Instructions for the task: Copy each line that has the string "four" somewhere in it.

Data provided:

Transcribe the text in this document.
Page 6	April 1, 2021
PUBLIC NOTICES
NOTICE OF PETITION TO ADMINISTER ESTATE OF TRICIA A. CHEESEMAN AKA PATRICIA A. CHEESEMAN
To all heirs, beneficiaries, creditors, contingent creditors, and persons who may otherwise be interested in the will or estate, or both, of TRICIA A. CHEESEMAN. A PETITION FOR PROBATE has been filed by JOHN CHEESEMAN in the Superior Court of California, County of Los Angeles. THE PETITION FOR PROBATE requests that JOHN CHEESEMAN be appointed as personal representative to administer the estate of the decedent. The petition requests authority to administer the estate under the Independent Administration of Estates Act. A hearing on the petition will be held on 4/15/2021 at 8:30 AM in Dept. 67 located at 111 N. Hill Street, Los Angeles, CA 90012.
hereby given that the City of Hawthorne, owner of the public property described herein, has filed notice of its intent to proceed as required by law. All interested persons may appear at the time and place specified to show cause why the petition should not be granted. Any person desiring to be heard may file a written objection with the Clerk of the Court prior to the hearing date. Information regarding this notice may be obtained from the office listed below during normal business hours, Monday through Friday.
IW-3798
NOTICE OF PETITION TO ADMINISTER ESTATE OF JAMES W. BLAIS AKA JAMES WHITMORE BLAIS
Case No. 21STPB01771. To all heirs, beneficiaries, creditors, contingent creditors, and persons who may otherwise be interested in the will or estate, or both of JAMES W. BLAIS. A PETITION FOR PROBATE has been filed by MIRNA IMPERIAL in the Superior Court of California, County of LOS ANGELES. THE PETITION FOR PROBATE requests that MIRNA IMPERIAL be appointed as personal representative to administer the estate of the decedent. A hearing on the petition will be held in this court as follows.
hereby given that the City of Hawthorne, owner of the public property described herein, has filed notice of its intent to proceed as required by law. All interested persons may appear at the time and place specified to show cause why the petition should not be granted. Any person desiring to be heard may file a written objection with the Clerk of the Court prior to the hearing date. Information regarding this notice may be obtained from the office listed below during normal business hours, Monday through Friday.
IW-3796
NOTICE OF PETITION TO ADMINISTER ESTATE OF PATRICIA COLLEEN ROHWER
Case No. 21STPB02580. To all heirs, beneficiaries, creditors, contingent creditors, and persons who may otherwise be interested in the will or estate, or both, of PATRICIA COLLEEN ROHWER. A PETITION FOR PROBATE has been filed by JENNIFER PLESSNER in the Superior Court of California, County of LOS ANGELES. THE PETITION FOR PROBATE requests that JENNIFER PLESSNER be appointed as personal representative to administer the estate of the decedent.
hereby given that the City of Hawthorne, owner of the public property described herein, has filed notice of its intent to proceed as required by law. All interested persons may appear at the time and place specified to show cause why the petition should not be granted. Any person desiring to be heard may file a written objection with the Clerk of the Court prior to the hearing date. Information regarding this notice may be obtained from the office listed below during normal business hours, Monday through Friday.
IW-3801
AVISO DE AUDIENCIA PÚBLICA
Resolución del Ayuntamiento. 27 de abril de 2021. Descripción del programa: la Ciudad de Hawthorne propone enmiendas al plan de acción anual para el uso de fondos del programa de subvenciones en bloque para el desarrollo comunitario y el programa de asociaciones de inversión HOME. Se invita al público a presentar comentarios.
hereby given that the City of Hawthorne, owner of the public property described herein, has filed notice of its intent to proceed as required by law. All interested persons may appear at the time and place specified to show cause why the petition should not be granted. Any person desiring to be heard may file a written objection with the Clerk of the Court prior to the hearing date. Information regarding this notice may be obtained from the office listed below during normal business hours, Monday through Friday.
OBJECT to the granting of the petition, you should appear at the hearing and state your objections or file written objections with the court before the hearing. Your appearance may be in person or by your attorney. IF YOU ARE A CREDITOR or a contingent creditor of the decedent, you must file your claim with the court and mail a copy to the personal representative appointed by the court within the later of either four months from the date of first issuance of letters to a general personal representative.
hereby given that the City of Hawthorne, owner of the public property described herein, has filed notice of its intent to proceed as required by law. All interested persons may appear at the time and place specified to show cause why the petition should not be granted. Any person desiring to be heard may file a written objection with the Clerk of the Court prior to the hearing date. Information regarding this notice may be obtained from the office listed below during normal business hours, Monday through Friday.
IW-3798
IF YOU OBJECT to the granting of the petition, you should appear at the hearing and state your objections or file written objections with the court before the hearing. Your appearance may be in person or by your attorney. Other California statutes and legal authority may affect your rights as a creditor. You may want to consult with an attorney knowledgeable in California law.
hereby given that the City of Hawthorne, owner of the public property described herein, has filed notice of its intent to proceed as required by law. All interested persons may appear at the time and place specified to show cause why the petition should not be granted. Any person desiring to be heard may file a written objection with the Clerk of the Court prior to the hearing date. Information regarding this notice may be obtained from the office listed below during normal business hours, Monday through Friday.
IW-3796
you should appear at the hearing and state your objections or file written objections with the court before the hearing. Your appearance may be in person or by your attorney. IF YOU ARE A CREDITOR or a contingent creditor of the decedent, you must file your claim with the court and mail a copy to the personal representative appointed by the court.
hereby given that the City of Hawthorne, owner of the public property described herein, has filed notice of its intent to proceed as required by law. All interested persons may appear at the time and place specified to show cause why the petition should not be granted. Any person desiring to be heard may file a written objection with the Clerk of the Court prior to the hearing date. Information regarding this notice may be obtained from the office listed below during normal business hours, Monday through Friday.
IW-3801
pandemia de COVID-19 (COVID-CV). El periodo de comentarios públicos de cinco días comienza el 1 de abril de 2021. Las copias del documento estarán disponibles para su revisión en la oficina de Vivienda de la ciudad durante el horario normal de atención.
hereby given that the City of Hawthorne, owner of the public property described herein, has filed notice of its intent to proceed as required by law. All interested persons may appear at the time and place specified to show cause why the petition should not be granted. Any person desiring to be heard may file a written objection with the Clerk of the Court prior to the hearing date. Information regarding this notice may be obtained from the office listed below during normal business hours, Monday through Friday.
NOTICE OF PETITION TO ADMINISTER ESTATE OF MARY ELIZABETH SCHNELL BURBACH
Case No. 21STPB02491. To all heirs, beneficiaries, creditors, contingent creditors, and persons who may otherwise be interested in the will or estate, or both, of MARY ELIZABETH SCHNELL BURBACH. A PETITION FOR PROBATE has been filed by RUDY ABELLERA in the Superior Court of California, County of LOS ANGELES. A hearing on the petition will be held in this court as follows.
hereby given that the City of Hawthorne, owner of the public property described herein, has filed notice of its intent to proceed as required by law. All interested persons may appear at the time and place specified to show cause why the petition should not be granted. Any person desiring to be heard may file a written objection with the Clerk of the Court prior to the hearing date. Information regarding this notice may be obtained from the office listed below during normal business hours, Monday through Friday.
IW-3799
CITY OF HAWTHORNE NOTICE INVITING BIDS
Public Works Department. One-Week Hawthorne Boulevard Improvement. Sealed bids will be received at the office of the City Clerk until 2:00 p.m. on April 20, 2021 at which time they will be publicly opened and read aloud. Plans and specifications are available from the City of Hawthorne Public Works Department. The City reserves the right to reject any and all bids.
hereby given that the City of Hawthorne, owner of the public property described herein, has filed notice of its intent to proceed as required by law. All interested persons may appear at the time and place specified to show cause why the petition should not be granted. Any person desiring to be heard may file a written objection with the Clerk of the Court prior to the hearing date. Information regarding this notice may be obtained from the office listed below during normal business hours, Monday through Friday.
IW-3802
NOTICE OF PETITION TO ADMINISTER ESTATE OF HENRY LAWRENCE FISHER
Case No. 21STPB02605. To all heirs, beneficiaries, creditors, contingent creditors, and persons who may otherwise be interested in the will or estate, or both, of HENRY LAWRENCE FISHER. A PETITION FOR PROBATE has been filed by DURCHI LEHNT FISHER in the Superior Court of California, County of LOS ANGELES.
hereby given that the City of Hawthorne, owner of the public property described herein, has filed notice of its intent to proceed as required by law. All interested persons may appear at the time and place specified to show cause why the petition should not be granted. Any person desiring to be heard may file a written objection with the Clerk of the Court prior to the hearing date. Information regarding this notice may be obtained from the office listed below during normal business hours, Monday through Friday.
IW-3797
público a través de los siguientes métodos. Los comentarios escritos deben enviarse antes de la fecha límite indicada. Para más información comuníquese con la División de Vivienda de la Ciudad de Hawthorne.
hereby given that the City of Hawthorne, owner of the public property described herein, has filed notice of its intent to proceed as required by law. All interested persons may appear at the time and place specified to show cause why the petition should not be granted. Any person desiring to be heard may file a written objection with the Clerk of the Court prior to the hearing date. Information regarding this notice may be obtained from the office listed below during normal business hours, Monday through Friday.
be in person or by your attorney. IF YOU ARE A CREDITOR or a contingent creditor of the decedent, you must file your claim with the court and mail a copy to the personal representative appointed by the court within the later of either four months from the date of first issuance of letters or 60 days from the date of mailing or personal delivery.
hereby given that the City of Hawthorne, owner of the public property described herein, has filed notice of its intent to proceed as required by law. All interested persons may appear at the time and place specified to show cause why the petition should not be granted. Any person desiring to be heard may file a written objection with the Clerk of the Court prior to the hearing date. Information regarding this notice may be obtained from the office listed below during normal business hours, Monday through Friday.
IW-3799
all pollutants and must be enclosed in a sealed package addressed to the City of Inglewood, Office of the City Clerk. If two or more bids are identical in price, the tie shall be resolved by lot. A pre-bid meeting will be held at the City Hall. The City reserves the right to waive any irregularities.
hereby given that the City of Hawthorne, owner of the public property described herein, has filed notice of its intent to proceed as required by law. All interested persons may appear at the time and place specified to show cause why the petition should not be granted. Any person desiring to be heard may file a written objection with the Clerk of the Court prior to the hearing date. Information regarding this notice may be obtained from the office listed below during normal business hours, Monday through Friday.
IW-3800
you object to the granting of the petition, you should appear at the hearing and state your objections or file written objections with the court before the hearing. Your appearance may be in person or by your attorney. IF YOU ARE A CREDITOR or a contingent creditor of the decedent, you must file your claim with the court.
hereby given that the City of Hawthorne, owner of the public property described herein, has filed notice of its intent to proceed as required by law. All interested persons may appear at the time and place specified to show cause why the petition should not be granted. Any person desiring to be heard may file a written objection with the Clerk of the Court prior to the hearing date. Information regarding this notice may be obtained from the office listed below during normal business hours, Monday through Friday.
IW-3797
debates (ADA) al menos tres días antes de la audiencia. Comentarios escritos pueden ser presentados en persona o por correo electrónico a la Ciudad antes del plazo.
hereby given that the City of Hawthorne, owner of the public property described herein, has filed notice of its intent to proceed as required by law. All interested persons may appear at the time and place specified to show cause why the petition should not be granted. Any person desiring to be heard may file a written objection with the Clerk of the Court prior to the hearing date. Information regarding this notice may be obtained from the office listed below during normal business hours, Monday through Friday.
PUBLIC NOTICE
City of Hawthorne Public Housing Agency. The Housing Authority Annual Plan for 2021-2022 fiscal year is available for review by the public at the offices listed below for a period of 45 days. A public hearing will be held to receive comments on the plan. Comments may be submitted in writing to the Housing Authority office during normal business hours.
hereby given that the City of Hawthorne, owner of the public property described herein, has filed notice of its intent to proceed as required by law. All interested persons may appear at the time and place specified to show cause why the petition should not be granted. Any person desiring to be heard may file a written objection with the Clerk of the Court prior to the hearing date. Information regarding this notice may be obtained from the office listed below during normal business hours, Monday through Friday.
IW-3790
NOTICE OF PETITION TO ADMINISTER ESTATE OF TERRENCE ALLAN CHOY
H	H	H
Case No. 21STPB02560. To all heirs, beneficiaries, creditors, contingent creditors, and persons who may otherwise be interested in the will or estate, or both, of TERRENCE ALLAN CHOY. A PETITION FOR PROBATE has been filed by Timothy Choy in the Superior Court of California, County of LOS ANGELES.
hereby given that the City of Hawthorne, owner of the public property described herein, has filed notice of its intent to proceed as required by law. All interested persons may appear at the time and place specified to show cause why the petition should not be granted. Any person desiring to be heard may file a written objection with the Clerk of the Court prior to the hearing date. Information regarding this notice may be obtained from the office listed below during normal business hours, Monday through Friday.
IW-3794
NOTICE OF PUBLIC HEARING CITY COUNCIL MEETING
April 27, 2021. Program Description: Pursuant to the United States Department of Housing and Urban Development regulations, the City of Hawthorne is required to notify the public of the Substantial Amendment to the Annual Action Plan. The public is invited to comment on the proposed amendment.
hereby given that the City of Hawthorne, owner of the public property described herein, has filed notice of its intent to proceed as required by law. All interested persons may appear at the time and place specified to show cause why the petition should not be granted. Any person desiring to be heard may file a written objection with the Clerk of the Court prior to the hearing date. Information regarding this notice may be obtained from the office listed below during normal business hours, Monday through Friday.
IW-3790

Answer to the exercise:
OBJECT to the granting of the petition, you should appear at the hearing and state your objections or file written objections with the court before the hearing. Your appearance may be in person or by your attorney. IF YOU ARE A CREDITOR or a contingent creditor of the decedent, you must file your claim with the court and mail a copy to the personal representative appointed by the court within the later of either four months from the date of first issuance of letters to a general personal representative.
be in person or by your attorney. IF YOU ARE A CREDITOR or a contingent creditor of the decedent, you must file your claim with the court and mail a copy to the personal representative appointed by the court within the later of either four months from the date of first issuance of letters or 60 days from the date of mailing or personal delivery.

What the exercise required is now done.